EXERCISE DESCRIPTION >> Show all lines that include the string "from"; copy each one.

Start of MATERIAL FOR THIS EXERCISE

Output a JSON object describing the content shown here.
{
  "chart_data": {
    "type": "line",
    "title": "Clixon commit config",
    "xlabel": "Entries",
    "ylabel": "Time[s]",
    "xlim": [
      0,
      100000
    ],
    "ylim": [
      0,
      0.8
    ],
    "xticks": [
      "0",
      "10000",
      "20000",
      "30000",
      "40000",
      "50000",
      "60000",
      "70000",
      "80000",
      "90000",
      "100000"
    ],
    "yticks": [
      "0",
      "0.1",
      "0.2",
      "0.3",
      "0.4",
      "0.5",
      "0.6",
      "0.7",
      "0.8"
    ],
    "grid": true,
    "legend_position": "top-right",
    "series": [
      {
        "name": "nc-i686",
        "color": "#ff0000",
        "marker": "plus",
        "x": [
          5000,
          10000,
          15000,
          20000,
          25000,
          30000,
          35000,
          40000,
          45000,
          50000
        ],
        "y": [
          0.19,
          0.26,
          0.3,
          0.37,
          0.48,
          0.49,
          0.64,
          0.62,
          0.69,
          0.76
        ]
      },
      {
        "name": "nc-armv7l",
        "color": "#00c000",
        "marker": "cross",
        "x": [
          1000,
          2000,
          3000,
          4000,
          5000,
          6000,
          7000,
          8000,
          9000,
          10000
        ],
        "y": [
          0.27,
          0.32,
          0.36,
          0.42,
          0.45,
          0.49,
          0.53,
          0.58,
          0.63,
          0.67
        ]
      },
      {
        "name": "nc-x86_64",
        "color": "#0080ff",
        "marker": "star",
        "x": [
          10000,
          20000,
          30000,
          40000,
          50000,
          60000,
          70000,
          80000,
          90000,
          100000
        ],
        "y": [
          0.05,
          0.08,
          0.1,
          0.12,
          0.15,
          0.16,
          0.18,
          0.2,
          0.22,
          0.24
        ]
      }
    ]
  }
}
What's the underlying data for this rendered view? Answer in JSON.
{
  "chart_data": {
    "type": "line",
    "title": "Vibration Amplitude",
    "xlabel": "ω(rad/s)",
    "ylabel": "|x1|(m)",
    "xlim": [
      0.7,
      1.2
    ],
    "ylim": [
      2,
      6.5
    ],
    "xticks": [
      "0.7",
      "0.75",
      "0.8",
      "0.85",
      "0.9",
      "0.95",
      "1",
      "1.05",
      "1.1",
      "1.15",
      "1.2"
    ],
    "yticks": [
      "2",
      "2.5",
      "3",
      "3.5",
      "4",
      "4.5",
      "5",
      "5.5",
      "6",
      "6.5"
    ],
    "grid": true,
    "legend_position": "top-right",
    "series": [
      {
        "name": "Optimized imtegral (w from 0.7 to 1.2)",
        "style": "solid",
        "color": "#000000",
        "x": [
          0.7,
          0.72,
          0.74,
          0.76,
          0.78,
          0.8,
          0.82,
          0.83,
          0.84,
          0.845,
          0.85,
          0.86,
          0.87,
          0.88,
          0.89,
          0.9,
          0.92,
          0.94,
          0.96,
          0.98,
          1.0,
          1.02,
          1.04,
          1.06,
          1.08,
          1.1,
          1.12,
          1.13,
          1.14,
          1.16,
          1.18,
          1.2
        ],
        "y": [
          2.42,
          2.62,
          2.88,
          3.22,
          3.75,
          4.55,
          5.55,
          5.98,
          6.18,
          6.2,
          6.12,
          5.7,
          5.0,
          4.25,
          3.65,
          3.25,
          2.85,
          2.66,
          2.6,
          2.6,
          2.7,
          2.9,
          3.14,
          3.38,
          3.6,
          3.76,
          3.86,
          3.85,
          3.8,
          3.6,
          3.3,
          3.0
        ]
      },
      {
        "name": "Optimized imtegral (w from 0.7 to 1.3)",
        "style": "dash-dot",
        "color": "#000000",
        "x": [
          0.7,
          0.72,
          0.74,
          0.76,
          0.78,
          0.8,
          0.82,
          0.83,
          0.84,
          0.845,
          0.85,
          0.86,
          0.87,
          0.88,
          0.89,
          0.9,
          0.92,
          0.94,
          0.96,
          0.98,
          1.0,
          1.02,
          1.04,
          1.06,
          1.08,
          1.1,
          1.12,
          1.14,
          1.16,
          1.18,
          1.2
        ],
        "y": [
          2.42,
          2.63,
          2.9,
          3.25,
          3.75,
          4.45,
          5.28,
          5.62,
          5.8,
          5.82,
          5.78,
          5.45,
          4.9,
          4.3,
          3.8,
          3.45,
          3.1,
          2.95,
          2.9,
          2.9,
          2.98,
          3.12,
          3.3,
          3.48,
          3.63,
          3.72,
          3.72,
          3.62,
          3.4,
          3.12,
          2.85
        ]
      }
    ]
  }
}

End of MATERIAL FOR THIS EXERCISE
Start of MATERIAL FOR THIS EXERCISE

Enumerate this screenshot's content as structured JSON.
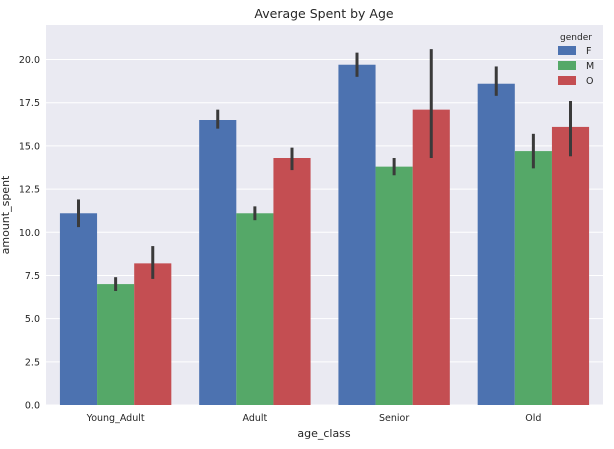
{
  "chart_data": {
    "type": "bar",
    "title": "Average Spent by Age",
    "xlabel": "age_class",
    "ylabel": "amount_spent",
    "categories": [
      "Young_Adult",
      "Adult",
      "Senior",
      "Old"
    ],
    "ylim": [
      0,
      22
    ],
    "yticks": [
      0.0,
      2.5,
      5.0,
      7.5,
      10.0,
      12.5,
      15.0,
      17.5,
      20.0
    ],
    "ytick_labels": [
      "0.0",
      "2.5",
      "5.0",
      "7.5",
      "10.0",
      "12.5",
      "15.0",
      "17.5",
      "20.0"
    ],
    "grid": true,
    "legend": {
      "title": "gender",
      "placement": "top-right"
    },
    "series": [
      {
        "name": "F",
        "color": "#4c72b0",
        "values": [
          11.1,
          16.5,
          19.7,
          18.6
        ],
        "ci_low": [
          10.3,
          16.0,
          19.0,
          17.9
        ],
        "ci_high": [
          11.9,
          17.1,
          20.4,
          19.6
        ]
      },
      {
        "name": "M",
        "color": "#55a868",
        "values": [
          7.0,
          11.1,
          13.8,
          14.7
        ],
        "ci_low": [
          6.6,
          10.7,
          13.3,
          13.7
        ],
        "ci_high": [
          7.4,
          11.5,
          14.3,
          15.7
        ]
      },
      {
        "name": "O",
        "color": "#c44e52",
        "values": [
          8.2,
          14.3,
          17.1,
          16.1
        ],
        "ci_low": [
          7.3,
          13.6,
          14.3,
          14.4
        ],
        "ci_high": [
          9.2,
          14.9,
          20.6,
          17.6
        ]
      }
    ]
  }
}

End of MATERIAL FOR THIS EXERCISE
Start of MATERIAL FOR THIS EXERCISE

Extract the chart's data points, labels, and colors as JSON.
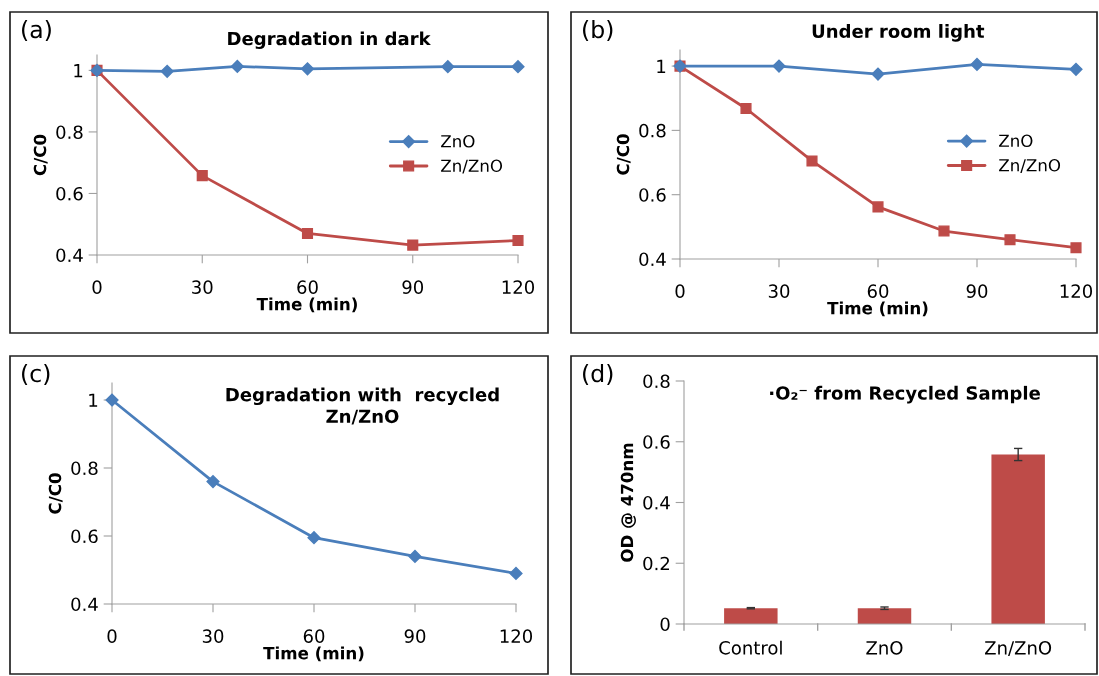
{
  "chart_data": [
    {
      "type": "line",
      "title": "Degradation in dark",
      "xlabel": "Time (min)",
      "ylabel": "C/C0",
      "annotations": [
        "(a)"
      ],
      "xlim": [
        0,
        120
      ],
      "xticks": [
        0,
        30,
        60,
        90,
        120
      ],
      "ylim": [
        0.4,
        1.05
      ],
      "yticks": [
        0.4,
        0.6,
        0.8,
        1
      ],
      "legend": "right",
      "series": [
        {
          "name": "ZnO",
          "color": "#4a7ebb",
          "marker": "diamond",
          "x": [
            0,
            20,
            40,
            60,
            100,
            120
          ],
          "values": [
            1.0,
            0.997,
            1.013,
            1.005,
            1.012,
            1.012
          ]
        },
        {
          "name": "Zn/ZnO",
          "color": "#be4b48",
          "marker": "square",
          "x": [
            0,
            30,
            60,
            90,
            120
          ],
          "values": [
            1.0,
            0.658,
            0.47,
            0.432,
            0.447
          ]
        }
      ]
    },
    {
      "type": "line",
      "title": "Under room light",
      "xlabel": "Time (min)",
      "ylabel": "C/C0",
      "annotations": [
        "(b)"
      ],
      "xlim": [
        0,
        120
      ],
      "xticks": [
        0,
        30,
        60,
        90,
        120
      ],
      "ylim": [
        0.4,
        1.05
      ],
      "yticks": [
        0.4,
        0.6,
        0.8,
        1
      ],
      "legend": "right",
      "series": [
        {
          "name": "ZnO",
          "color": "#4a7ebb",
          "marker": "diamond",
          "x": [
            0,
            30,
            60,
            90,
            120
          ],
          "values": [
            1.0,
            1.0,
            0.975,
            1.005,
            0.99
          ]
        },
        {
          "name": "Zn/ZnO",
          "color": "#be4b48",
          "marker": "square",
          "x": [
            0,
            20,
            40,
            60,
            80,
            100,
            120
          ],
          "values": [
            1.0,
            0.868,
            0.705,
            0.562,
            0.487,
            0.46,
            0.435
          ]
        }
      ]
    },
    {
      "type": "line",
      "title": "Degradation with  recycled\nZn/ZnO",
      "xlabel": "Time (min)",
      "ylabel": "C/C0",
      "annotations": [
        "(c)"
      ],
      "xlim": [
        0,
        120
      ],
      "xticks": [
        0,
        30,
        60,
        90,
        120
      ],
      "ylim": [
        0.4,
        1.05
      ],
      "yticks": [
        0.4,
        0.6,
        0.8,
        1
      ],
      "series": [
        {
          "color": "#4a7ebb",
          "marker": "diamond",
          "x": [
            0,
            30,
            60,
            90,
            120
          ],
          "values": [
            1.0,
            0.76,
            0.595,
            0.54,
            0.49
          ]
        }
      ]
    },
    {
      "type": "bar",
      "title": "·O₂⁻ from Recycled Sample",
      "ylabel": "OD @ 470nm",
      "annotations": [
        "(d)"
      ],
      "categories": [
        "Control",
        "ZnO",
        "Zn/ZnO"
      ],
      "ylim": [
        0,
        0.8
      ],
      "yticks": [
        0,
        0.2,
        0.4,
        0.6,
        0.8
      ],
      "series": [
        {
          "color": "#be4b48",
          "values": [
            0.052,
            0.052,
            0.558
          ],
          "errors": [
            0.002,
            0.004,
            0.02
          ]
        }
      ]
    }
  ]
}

End of MATERIAL FOR THIS EXERCISE

REPLY >>
        "name": "Optimized imtegral (w from 0.7 to 1.2)",
        "name": "Optimized imtegral (w from 0.7 to 1.3)",
      "title": "·O₂⁻ from Recycled Sample",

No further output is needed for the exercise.